Start of Document section
NEW YORK — Payments processor MasterCard Inc. said that its profit and revenue rose in the first quarter as card users spent more. Profit beat the forecasts of Wall Street analysts, though revenue missed slightly and the company's stock fell in midday trading.

Company executives sketched a picture of a mixed global economy and a U.S. consumer suffering from the payroll tax hike that took effect in January. The results showed stronger growth outside the U.S. than at home, with purchases in Asia, the Middle East and Africa growing the most.

The Purchase, N.Y., company does business all over the world, and its results are a window into how people are spending — and how they're feeling about the economy — on all different income levels.

In the U.S., consumer spending was relatively strong in January after a weak holiday season, MasterCard executives said. But it slowed in February and March, and MasterCard leaders guessed that was because consumers were registering the effect of the higher payroll taxes, a result of negotiations over the federal budget in Washington.
End of Document section
Start of Data provided
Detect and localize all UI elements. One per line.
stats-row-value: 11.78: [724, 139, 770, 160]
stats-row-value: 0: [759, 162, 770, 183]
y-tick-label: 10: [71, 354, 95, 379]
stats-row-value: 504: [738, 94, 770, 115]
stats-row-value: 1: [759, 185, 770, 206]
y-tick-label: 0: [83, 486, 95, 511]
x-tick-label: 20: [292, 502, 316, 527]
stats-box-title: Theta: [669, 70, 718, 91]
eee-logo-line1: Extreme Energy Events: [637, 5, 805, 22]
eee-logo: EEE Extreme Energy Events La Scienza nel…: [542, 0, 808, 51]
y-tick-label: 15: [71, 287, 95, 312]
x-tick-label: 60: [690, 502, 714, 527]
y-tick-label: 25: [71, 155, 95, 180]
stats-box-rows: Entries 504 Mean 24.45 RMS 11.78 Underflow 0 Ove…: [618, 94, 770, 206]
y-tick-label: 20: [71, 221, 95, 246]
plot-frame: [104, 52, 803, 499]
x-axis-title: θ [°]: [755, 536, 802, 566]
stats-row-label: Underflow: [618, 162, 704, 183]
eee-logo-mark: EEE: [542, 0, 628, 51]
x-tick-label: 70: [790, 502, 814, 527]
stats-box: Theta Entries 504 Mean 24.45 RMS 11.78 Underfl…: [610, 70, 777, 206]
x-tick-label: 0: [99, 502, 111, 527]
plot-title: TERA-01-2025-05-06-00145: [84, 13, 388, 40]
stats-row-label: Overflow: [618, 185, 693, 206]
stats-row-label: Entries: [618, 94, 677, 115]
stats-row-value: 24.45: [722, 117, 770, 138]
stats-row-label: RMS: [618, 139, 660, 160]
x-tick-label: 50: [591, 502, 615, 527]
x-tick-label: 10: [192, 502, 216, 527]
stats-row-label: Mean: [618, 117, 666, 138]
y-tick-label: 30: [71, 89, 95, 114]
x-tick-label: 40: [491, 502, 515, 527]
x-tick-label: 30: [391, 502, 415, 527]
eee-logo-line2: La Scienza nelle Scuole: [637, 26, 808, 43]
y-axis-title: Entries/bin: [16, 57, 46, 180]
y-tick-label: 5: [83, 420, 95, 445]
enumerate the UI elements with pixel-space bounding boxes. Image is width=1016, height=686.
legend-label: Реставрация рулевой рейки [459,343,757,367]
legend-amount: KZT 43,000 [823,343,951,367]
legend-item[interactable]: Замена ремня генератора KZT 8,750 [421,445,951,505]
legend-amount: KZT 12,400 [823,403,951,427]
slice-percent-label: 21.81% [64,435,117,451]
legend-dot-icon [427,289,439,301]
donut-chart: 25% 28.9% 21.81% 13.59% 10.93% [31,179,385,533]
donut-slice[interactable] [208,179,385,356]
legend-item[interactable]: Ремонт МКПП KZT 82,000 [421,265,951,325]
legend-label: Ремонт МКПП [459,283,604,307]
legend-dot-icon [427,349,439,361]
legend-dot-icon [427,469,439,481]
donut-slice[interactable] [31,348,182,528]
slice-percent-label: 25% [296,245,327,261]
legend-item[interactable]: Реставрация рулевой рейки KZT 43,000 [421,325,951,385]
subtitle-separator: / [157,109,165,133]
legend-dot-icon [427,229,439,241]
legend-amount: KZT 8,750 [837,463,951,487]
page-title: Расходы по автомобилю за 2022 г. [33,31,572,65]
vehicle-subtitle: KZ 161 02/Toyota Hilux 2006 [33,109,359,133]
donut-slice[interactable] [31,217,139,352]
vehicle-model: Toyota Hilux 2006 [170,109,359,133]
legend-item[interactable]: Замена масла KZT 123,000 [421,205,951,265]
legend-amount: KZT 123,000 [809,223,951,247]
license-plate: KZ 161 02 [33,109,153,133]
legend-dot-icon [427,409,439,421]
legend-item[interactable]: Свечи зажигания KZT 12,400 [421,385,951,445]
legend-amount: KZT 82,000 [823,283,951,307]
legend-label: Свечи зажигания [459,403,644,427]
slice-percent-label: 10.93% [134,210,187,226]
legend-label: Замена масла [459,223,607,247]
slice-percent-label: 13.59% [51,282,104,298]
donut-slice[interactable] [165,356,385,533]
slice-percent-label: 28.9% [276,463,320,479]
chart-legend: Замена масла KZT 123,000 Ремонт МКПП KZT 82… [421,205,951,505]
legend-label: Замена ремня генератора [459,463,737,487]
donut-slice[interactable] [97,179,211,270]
End of Data provided
**What this exercise asks:**
**a.** Do these statements agree with the MasterCard article? (i) MasterCard's first-quarter revenue beat Wall Street analysts' forecasts. (ii) Purchases grew the most in Asia, the Middle East and Africa. (iii) In the U.S., consumer spending slowed in January.
**b.** Print the part of the MasterCard article that begins at the words "NEW YORK — Payments" and stops after the words "different income levels.".

**Answers provided:**
**a.**
(i) No: "Profit beat the forecasts of Wall Street analysts, though revenue missed slightly"
(ii) Yes: "with purchases in Asia, the Middle East and Africa growing the most"
(iii) No: "In the U.S., consumer spending was relatively strong in January after a weak holiday season"

**b.**
NEW YORK — Payments processor MasterCard Inc. said that its profit and revenue rose in the first quarter as card users spent more. Profit beat the forecasts of Wall Street analysts, though revenue missed slightly and the company's stock fell in midday trading.

Company executives sketched a picture of a mixed global economy and a U.S. consumer suffering from the payroll tax hike that took effect in January. The results showed stronger growth outside the U.S. than at home, with purchases in Asia, the Middle East and Africa growing the most.

The Purchase, N.Y., company does business all over the world, and its results are a window into how people are spending — and how they're feeling about the economy — on all different income levels.